→ **Task brief**: Your answer must consist solely of the number of lines that contain the word "giving".

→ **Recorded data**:
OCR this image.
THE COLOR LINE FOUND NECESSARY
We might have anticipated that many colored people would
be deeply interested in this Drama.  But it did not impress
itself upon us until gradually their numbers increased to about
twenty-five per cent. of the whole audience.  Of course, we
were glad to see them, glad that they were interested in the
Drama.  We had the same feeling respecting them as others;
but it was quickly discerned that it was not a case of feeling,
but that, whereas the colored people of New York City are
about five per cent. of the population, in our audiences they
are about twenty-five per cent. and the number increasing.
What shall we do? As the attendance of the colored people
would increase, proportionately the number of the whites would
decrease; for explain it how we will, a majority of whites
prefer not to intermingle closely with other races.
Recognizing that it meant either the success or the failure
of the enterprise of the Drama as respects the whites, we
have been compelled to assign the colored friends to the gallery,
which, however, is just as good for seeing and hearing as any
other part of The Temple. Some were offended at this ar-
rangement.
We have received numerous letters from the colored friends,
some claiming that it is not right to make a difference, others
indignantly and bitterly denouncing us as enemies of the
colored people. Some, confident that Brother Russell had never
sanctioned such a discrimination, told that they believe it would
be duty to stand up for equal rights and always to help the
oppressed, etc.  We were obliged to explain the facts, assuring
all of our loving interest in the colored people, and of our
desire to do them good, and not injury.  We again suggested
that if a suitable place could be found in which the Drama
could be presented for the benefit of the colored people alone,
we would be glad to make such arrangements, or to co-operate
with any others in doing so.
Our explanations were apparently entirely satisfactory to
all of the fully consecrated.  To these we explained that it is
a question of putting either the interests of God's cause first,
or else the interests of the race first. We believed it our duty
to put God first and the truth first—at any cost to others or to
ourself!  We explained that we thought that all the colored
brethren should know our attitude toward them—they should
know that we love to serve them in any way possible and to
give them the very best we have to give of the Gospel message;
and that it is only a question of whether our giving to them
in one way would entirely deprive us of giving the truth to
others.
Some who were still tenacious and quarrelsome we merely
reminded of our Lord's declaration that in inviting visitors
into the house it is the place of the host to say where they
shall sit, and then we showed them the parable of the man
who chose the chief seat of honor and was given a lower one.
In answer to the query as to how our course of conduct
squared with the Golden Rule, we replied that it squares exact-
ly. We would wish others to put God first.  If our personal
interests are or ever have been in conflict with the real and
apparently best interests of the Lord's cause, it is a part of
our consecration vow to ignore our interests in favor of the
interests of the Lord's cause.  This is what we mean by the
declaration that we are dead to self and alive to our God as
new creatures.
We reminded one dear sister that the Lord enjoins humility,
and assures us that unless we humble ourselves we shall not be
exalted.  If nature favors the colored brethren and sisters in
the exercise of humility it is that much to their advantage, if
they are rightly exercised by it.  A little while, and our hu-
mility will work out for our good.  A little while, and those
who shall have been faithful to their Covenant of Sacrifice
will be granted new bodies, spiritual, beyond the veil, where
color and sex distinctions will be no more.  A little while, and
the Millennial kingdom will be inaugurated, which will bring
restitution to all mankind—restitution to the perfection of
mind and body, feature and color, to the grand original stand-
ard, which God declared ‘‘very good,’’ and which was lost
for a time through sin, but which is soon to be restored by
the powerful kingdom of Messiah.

...

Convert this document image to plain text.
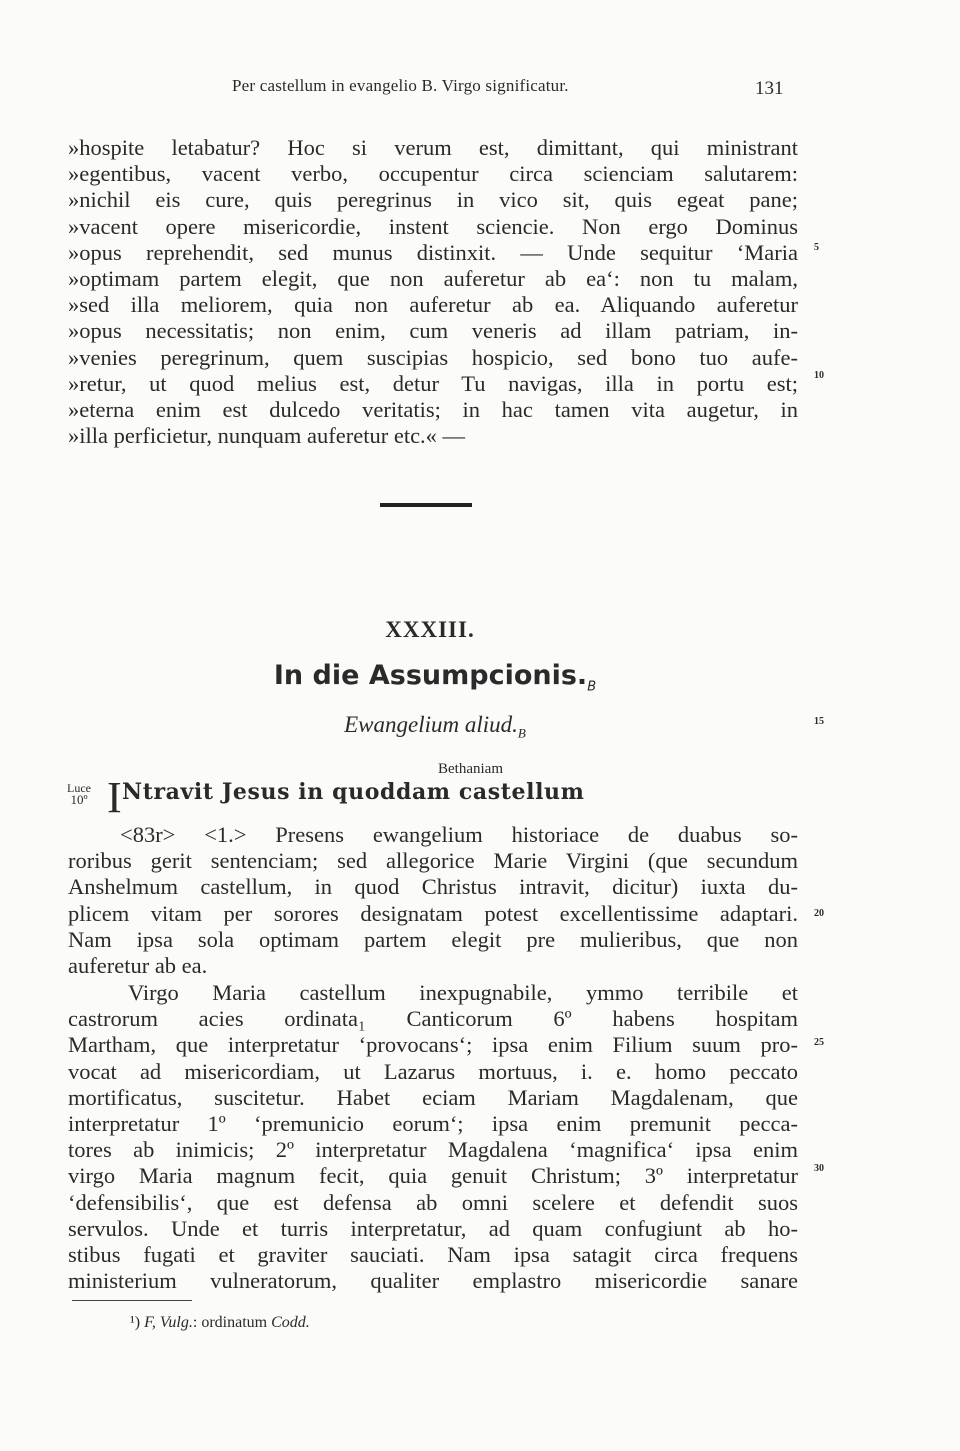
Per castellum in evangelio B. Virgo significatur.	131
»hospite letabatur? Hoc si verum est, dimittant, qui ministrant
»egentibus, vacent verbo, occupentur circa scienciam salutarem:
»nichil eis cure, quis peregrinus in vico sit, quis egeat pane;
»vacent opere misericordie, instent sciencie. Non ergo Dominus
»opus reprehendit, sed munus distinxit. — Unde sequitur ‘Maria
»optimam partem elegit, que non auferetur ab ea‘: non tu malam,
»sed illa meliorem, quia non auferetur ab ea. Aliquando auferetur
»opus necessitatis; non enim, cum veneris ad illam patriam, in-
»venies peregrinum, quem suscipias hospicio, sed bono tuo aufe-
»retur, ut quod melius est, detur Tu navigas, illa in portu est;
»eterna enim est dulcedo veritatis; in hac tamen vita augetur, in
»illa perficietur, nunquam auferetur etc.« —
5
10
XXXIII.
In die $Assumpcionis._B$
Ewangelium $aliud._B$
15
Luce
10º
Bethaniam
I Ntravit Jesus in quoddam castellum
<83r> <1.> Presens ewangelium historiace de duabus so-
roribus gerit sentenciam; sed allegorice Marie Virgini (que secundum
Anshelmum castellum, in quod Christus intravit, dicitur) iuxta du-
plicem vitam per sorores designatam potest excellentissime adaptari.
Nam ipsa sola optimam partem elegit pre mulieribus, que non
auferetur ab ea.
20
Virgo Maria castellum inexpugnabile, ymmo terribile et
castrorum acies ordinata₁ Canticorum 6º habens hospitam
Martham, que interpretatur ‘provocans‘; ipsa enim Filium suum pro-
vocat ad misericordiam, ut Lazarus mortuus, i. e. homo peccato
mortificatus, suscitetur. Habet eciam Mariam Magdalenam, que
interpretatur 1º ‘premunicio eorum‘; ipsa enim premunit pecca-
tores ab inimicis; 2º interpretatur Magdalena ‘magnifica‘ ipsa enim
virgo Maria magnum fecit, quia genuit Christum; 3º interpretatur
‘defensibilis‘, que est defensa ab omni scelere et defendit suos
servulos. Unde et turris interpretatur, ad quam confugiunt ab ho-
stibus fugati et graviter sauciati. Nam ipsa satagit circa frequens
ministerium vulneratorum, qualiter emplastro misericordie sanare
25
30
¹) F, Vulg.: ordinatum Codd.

--

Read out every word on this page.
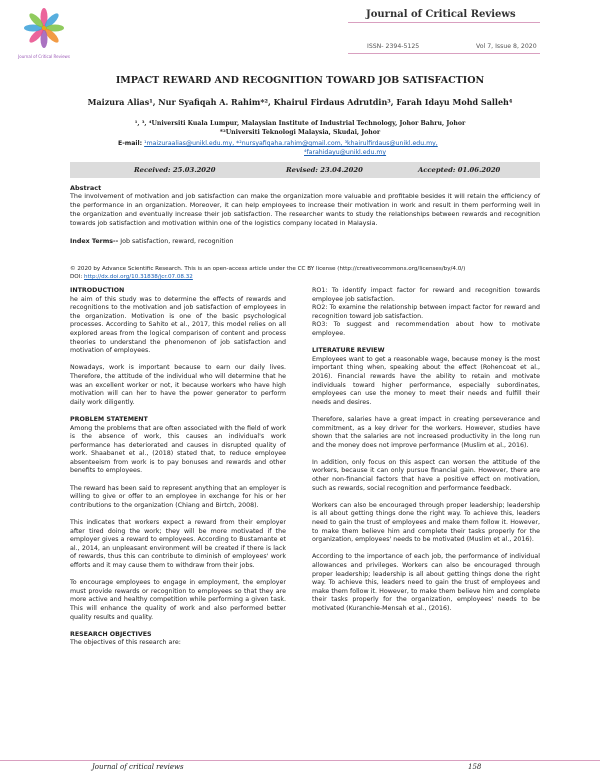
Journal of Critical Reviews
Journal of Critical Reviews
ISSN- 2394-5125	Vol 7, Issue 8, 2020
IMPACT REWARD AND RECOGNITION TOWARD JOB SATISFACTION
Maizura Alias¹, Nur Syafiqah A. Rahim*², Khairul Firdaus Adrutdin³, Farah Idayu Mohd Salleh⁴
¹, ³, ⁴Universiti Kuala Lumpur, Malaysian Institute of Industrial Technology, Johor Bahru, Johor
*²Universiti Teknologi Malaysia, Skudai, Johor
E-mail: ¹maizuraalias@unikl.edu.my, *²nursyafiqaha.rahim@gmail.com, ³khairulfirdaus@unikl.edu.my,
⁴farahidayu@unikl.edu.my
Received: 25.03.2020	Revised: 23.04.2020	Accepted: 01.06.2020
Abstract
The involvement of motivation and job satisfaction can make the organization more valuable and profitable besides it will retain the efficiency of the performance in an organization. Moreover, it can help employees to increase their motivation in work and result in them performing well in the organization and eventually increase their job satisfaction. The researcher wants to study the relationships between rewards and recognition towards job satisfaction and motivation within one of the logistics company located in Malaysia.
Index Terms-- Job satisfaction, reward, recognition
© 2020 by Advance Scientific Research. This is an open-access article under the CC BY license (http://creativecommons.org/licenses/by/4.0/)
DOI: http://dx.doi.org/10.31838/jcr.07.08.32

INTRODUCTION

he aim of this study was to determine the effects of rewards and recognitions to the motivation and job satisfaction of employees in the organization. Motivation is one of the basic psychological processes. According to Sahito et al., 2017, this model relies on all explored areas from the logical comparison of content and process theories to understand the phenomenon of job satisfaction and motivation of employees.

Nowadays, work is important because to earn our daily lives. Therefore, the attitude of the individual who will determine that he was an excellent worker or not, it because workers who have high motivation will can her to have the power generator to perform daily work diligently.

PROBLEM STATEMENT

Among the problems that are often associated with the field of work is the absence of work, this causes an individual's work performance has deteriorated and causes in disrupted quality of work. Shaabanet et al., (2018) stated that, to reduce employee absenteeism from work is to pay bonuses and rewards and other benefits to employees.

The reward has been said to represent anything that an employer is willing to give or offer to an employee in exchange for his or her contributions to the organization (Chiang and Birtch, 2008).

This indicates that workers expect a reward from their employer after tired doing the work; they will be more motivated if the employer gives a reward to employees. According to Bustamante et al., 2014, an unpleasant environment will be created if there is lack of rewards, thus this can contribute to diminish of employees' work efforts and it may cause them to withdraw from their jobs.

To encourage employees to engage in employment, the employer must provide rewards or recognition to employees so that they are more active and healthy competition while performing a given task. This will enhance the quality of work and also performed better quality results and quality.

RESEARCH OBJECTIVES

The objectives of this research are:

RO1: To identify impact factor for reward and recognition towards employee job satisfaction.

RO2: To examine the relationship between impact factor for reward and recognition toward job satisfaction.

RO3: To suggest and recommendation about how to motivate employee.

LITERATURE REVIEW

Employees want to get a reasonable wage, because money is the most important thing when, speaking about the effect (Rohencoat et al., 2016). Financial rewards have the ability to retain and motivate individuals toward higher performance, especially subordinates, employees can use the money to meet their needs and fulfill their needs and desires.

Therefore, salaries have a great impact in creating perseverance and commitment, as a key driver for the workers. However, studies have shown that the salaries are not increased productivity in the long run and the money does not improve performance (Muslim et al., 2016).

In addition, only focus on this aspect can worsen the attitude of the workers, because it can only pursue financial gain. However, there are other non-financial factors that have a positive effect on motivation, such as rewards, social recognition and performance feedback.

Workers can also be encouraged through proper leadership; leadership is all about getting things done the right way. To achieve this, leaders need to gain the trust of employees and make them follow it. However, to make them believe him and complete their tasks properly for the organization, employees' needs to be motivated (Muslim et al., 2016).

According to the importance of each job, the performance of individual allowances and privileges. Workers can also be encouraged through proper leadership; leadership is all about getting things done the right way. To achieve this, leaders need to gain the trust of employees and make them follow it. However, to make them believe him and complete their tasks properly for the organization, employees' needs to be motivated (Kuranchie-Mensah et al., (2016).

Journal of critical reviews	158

→ **The result**: 2